Task brief. Only a number is wanted: how many lines in these records contain the word "this"?

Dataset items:
------------------------------
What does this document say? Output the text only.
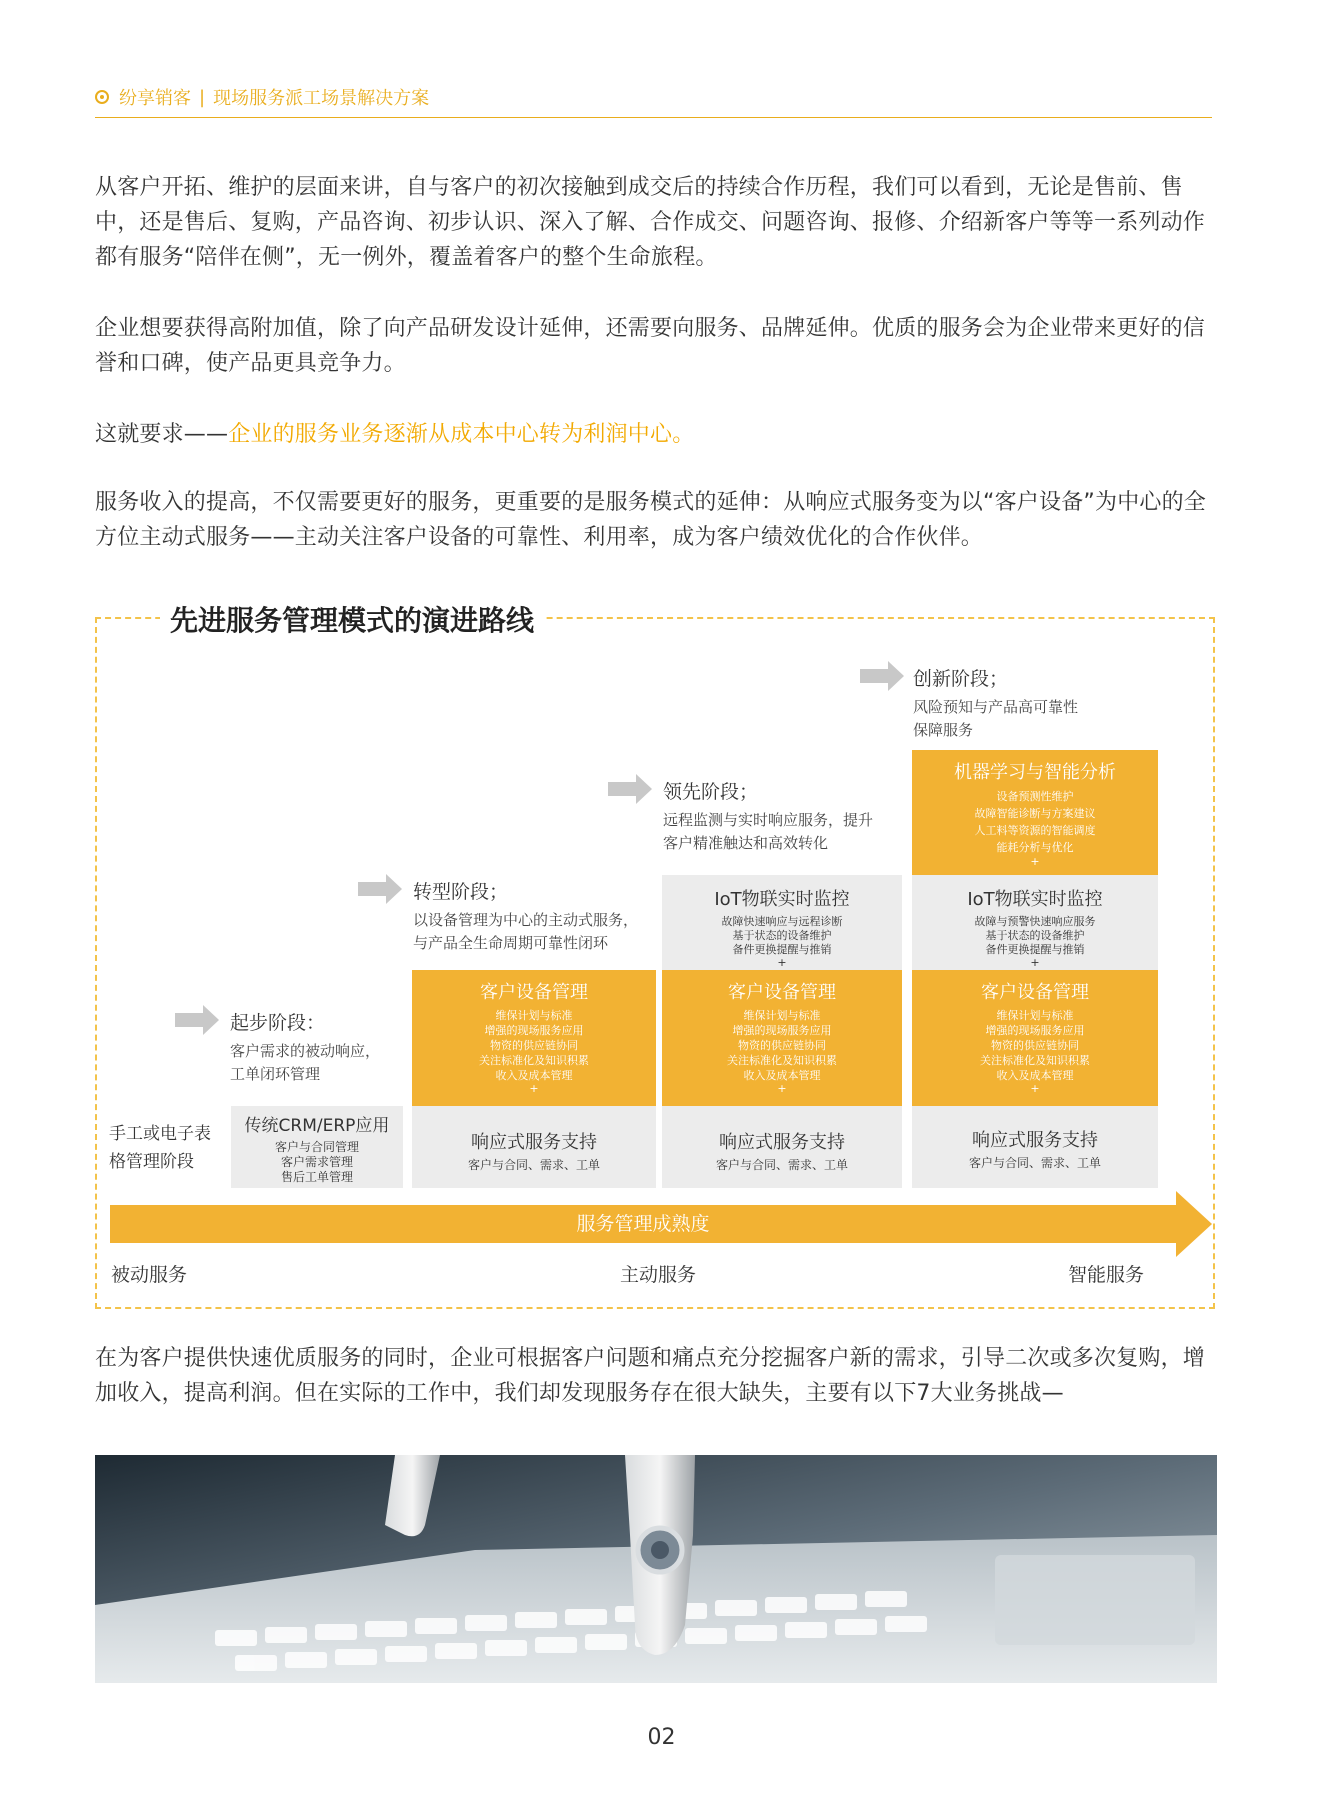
纷享销客 | 现场服务派工场景解决方案
从客户开拓、维护的层面来讲，自与客户的初次接触到成交后的持续合作历程，我们可以看到，无论是售前、售中，还是售后、复购，产品咨询、初步认识、深入了解、合作成交、问题咨询、报修、介绍新客户等等一系列动作都有服务“陪伴在侧”，无一例外，覆盖着客户的整个生命旅程。
企业想要获得高附加值，除了向产品研发设计延伸，还需要向服务、品牌延伸。优质的服务会为企业带来更好的信誉和口碑，使产品更具竞争力。
这就要求——企业的服务业务逐渐从成本中心转为利润中心。
服务收入的提高，不仅需要更好的服务，更重要的是服务模式的延伸：从响应式服务变为以“客户设备”为中心的全方位主动式服务——主动关注客户设备的可靠性、利用率，成为客户绩效优化的合作伙伴。
先进服务管理模式的演进路线
起步阶段：
客户需求的被动响应，
工单闭环管理
转型阶段；
以设备管理为中心的主动式服务，
与产品全生命周期可靠性闭环
领先阶段；
远程监测与实时响应服务，提升
客户精准触达和高效转化
创新阶段；
风险预知与产品高可靠性
保障服务
手工或电子表格管理阶段
传统CRM/ERP应用
客户与合同管理
客户需求管理
售后工单管理
客户设备管理
维保计划与标准
增强的现场服务应用
物资的供应链协同
关注标准化及知识积累
收入及成本管理
+
响应式服务支持
客户与合同、需求、工单
IoT物联实时监控
故障快速响应与远程诊断
基于状态的设备维护
备件更换提醒与推销
+
客户设备管理
维保计划与标准
增强的现场服务应用
物资的供应链协同
关注标准化及知识积累
收入及成本管理
+
响应式服务支持
客户与合同、需求、工单
机器学习与智能分析
设备预测性维护
故障智能诊断与方案建议
人工料等资源的智能调度
能耗分析与优化
+
IoT物联实时监控
故障与预警快速响应服务
基于状态的设备维护
备件更换提醒与推销
+
客户设备管理
维保计划与标准
增强的现场服务应用
物资的供应链协同
关注标准化及知识积累
收入及成本管理
+
响应式服务支持
客户与合同、需求、工单
服务管理成熟度
被动服务	主动服务	智能服务
在为客户提供快速优质服务的同时，企业可根据客户问题和痛点充分挖掘客户新的需求，引导二次或多次复购，增加收入，提高利润。但在实际的工作中，我们却发现服务存在很大缺失，主要有以下7大业务挑战—
02
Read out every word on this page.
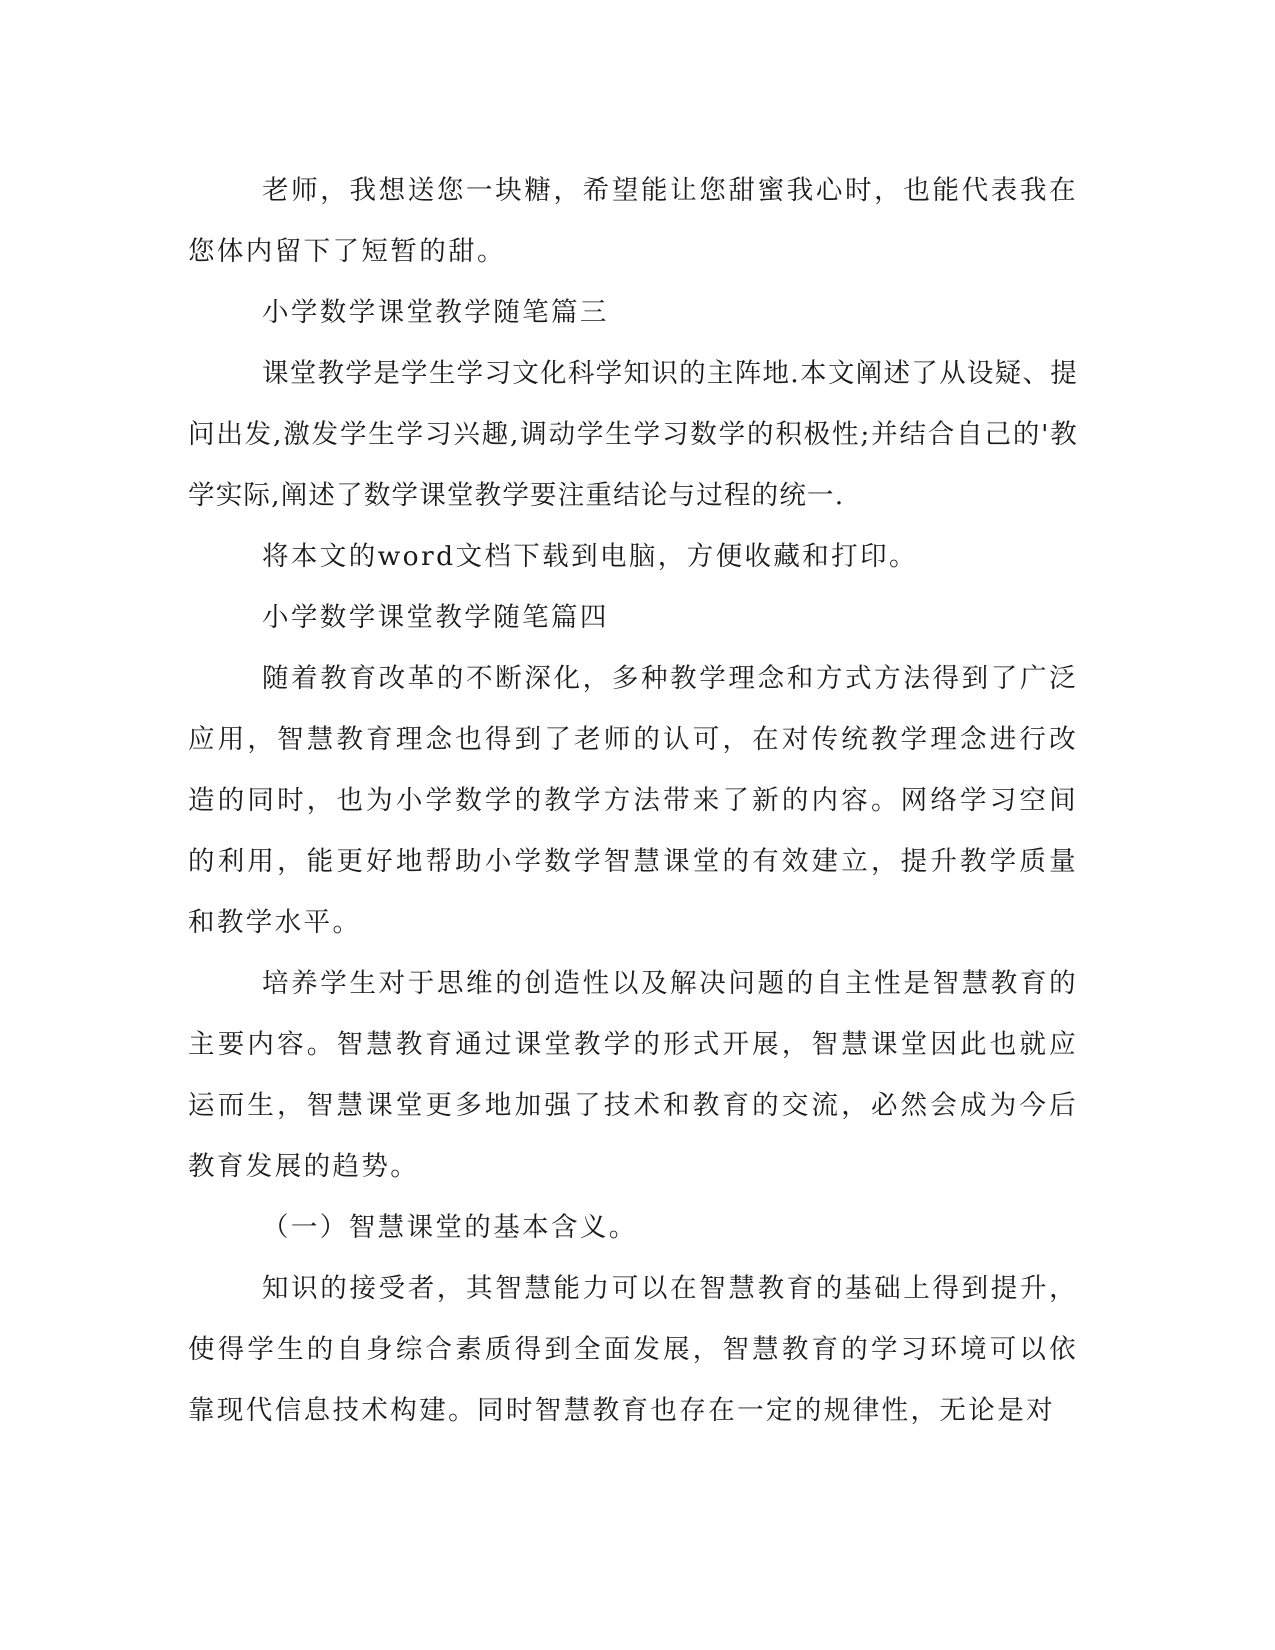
老师，我想送您一块糖，希望能让您甜蜜我心时，也能代表我在您体内留下了短暂的甜。

小学数学课堂教学随笔篇三

课堂教学是学生学习文化科学知识的主阵地.本文阐述了从设疑、提问出发,激发学生学习兴趣,调动学生学习数学的积极性;并结合自己的'教学实际,阐述了数学课堂教学要注重结论与过程的统一.

将本文的word文档下载到电脑，方便收藏和打印。

小学数学课堂教学随笔篇四

随着教育改革的不断深化，多种教学理念和方式方法得到了广泛应用，智慧教育理念也得到了老师的认可，在对传统教学理念进行改造的同时，也为小学数学的教学方法带来了新的内容。网络学习空间的利用，能更好地帮助小学数学智慧课堂的有效建立，提升教学质量和教学水平。

培养学生对于思维的创造性以及解决问题的自主性是智慧教育的主要内容。智慧教育通过课堂教学的形式开展，智慧课堂因此也就应运而生，智慧课堂更多地加强了技术和教育的交流，必然会成为今后教育发展的趋势。

（一）智慧课堂的基本含义。

知识的接受者，其智慧能力可以在智慧教育的基础上得到提升，使得学生的自身综合素质得到全面发展，智慧教育的学习环境可以依靠现代信息技术构建。同时智慧教育也存在一定的规律性，无论是对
------------------------------
Task output. 2